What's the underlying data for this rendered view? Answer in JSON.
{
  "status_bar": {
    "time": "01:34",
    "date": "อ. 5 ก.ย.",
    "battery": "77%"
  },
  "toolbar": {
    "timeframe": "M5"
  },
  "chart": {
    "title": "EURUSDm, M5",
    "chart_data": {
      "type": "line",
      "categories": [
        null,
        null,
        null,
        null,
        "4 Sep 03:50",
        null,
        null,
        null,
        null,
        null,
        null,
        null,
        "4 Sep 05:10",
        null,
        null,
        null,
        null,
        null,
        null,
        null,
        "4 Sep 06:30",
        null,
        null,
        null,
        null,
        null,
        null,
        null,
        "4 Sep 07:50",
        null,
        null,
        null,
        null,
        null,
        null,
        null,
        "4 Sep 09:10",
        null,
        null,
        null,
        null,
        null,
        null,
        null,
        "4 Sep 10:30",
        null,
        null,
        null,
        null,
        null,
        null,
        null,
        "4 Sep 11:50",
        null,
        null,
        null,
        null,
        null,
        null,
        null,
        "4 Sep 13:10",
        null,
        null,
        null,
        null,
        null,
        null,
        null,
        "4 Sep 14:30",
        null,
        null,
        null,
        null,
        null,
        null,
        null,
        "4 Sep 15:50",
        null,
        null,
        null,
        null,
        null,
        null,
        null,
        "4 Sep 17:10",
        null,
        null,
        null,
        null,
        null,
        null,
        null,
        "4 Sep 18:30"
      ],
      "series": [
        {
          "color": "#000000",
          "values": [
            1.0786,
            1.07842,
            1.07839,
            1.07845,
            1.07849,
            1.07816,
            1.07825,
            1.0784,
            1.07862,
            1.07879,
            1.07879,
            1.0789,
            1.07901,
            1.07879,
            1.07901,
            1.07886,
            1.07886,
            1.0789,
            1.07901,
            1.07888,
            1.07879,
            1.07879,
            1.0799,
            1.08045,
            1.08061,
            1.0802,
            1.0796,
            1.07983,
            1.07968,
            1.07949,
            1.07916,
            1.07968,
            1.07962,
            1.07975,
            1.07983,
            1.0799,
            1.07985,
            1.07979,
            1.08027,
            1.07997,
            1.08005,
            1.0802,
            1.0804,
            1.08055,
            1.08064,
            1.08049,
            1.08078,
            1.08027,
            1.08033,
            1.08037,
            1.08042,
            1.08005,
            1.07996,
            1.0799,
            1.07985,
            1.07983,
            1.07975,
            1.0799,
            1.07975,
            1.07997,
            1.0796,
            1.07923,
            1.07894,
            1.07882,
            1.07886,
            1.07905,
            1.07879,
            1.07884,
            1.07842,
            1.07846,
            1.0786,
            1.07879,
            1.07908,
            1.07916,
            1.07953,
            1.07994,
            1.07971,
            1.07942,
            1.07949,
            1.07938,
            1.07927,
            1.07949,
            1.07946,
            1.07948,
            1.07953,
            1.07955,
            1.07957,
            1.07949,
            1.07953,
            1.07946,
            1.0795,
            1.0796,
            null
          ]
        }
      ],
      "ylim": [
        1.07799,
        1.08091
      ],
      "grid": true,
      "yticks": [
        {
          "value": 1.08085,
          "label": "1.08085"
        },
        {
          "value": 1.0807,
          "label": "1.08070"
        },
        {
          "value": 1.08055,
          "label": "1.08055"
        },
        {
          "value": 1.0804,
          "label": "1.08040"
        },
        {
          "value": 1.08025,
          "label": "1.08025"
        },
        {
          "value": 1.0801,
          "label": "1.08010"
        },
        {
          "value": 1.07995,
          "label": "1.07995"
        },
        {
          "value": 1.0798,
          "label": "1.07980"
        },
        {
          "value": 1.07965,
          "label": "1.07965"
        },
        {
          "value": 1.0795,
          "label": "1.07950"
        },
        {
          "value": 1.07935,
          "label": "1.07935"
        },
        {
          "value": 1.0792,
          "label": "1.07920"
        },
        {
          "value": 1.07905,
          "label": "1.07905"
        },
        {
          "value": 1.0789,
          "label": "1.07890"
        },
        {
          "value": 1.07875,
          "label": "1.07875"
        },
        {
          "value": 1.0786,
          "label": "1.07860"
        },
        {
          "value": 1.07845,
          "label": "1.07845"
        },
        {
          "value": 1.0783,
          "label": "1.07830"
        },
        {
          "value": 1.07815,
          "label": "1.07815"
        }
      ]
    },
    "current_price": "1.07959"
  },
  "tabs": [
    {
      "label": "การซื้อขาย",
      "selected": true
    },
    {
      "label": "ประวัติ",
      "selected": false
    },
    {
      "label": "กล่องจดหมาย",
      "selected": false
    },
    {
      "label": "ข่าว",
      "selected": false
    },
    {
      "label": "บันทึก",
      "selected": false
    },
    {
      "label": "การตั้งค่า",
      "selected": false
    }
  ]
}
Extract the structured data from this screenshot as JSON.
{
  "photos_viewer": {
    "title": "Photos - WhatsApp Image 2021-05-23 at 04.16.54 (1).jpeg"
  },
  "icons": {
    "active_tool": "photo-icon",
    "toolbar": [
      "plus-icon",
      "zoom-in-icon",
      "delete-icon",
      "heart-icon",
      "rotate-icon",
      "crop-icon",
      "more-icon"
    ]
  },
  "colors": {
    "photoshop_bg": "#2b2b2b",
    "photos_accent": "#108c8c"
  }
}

━━━━━━

## TASK DETAILS
Copy all the lines, exactly.

## OUTPUT
What's the underlying data for this rendered view? Answer in JSON.
{
  "status_bar": {
    "time": "01:34",
    "date": "อ. 5 ก.ย.",
    "battery": "77%"
  },
  "toolbar": {
    "timeframe": "M5"
  },
  "chart": {
    "title": "EURUSDm, M5",
    "chart_data": {
      "type": "line",
      "categories": [
        null,
        null,
        null,
        null,
        "4 Sep 03:50",
        null,
        null,
        null,
        null,
        null,
        null,
        null,
        "4 Sep 05:10",
        null,
        null,
        null,
        null,
        null,
        null,
        null,
        "4 Sep 06:30",
        null,
        null,
        null,
        null,
        null,
        null,
        null,
        "4 Sep 07:50",
        null,
        null,
        null,
        null,
        null,
        null,
        null,
        "4 Sep 09:10",
        null,
        null,
        null,
        null,
        null,
        null,
        null,
        "4 Sep 10:30",
        null,
        null,
        null,
        null,
        null,
        null,
        null,
        "4 Sep 11:50",
        null,
        null,
        null,
        null,
        null,
        null,
        null,
        "4 Sep 13:10",
        null,
        null,
        null,
        null,
        null,
        null,
        null,
        "4 Sep 14:30",
        null,
        null,
        null,
        null,
        null,
        null,
        null,
        "4 Sep 15:50",
        null,
        null,
        null,
        null,
        null,
        null,
        null,
        "4 Sep 17:10",
        null,
        null,
        null,
        null,
        null,
        null,
        null,
        "4 Sep 18:30"
      ],
      "series": [
        {
          "color": "#000000",
          "values": [
            1.0786,
            1.07842,
            1.07839,
            1.07845,
            1.07849,
            1.07816,
            1.07825,
            1.0784,
            1.07862,
            1.07879,
            1.07879,
            1.0789,
            1.07901,
            1.07879,
            1.07901,
            1.07886,
            1.07886,
            1.0789,
            1.07901,
            1.07888,
            1.07879,
            1.07879,
            1.0799,
            1.08045,
            1.08061,
            1.0802,
            1.0796,
            1.07983,
            1.07968,
            1.07949,
            1.07916,
            1.07968,
            1.07962,
            1.07975,
            1.07983,
            1.0799,
            1.07985,
            1.07979,
            1.08027,
            1.07997,
            1.08005,
            1.0802,
            1.0804,
            1.08055,
            1.08064,
            1.08049,
            1.08078,
            1.08027,
            1.08033,
            1.08037,
            1.08042,
            1.08005,
            1.07996,
            1.0799,
            1.07985,
            1.07983,
            1.07975,
            1.0799,
            1.07975,
            1.07997,
            1.0796,
            1.07923,
            1.07894,
            1.07882,
            1.07886,
            1.07905,
            1.07879,
            1.07884,
            1.07842,
            1.07846,
            1.0786,
            1.07879,
            1.07908,
            1.07916,
            1.07953,
            1.07994,
            1.07971,
            1.07942,
            1.07949,
            1.07938,
            1.07927,
            1.07949,
            1.07946,
            1.07948,
            1.07953,
            1.07955,
            1.07957,
            1.07949,
            1.07953,
            1.07946,
            1.0795,
            1.0796,
            null
          ]
        }
      ],
      "ylim": [
        1.07799,
        1.08091
      ],
      "grid": true,
      "yticks": [
        {
          "value": 1.08085,
          "label": "1.08085"
        },
        {
          "value": 1.0807,
          "label": "1.08070"
        },
        {
          "value": 1.08055,
          "label": "1.08055"
        },
        {
          "value": 1.0804,
          "label": "1.08040"
        },
        {
          "value": 1.08025,
          "label": "1.08025"
        },
        {
          "value": 1.0801,
          "label": "1.08010"
        },
        {
          "value": 1.07995,
          "label": "1.07995"
        },
        {
          "value": 1.0798,
          "label": "1.07980"
        },
        {
          "value": 1.07965,
          "label": "1.07965"
        },
        {
          "value": 1.0795,
          "label": "1.07950"
        },
        {
          "value": 1.07935,
          "label": "1.07935"
        },
        {
          "value": 1.0792,
          "label": "1.07920"
        },
        {
          "value": 1.07905,
          "label": "1.07905"
        },
        {
          "value": 1.0789,
          "label": "1.07890"
        },
        {
          "value": 1.07875,
          "label": "1.07875"
        },
        {
          "value": 1.0786,
          "label": "1.07860"
        },
        {
          "value": 1.07845,
          "label": "1.07845"
        },
        {
          "value": 1.0783,
          "label": "1.07830"
        },
        {
          "value": 1.07815,
          "label": "1.07815"
        }
      ]
    },
    "current_price": "1.07959"
  },
  "tabs": [
    {
      "label": "การซื้อขาย",
      "selected": true
    },
    {
      "label": "ประวัติ",
      "selected": false
    },
    {
      "label": "กล่องจดหมาย",
      "selected": false
    },
    {
      "label": "ข่าว",
      "selected": false
    },
    {
      "label": "บันทึก",
      "selected": false
    },
    {
      "label": "การตั้งค่า",
      "selected": false
    }
  ]
}
Extract the structured data from this screenshot as JSON.
{
  "photos_viewer": {
    "title": "Photos - WhatsApp Image 2021-05-23 at 04.16.54 (1).jpeg"
  },
  "icons": {
    "active_tool": "photo-icon",
    "toolbar": [
      "plus-icon",
      "zoom-in-icon",
      "delete-icon",
      "heart-icon",
      "rotate-icon",
      "crop-icon",
      "more-icon"
    ]
  },
  "colors": {
    "photoshop_bg": "#2b2b2b",
    "photos_accent": "#108c8c"
  }
}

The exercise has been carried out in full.